:: Exercise input ::
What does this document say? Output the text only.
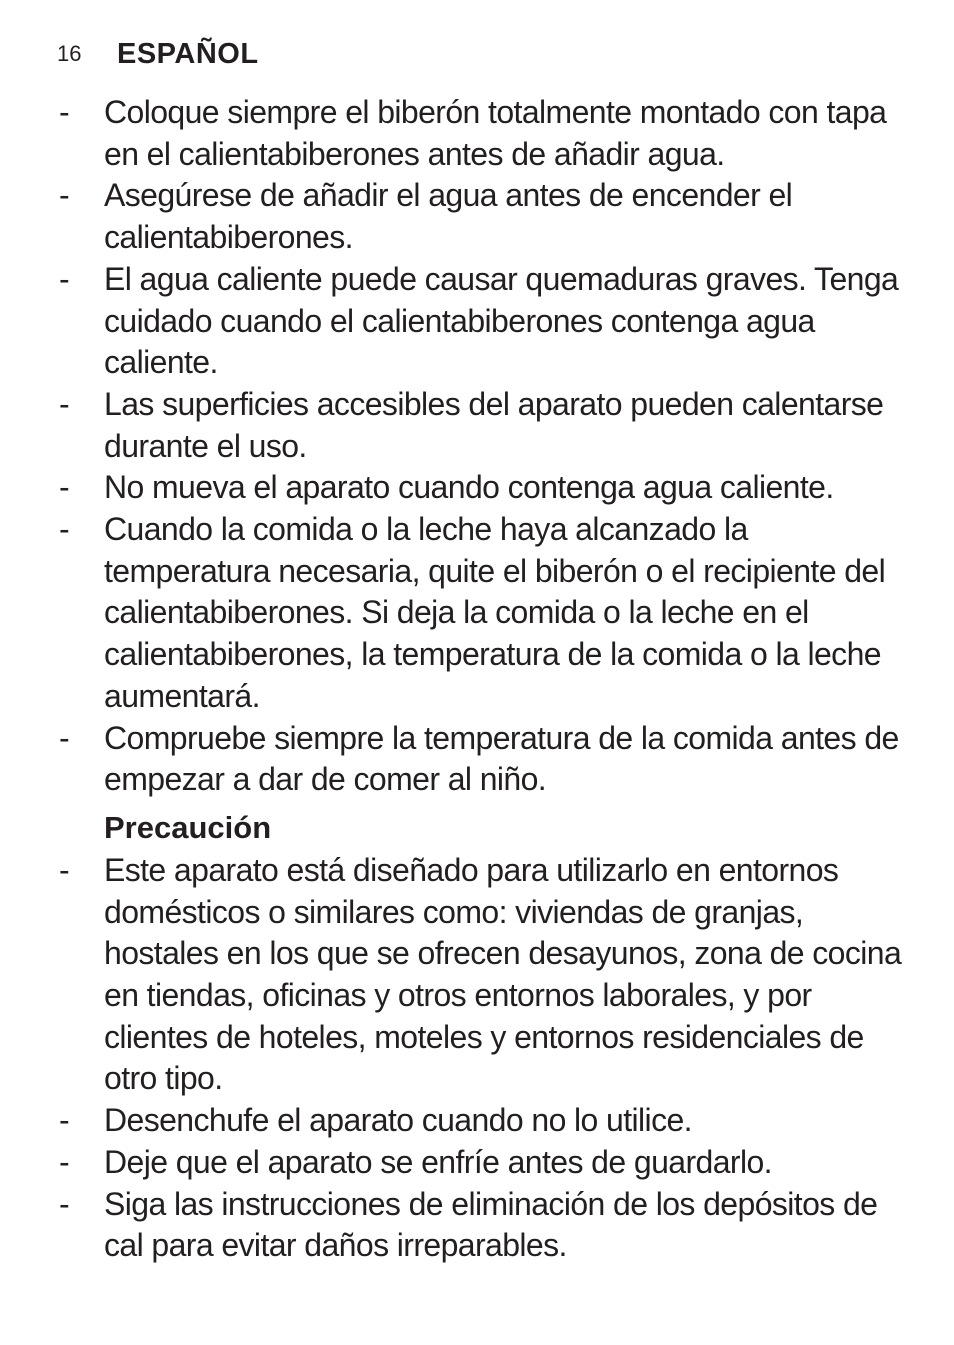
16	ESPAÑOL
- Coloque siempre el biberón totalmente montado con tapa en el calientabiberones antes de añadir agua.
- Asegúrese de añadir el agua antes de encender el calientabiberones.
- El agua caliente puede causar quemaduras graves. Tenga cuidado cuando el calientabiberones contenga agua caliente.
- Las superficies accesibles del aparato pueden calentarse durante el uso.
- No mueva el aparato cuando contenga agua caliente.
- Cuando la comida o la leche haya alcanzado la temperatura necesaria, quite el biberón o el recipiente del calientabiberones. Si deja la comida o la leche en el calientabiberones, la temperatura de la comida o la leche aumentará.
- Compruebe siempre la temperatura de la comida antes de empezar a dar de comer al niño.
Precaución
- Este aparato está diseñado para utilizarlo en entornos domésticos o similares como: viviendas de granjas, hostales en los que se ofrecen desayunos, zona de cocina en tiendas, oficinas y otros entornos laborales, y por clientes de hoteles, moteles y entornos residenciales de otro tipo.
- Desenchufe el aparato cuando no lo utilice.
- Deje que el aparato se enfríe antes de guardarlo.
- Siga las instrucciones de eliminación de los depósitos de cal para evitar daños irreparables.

---

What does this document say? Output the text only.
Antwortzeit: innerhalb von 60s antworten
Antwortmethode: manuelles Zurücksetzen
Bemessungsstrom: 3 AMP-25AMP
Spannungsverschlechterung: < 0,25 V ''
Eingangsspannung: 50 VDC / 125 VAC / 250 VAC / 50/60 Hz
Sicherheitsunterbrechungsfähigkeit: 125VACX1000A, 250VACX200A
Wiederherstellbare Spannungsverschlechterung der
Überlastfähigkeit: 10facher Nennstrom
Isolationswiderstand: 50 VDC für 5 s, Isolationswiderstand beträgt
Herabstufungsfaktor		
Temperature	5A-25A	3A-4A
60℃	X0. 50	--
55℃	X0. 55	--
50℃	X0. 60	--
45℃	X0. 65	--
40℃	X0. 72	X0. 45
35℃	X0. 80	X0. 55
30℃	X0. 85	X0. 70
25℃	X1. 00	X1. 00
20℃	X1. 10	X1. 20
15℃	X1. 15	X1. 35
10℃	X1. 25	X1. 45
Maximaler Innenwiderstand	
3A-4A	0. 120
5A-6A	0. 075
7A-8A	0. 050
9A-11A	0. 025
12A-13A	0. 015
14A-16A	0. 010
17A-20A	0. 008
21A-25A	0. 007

:: What is being asked ::
Extract, from the listing above, every line where the string "contenga" occurs.

:: Written reply ::
- El agua caliente puede causar quemaduras graves. Tenga cuidado cuando el calientabiberones contenga agua caliente.
- No mueva el aparato cuando contenga agua caliente.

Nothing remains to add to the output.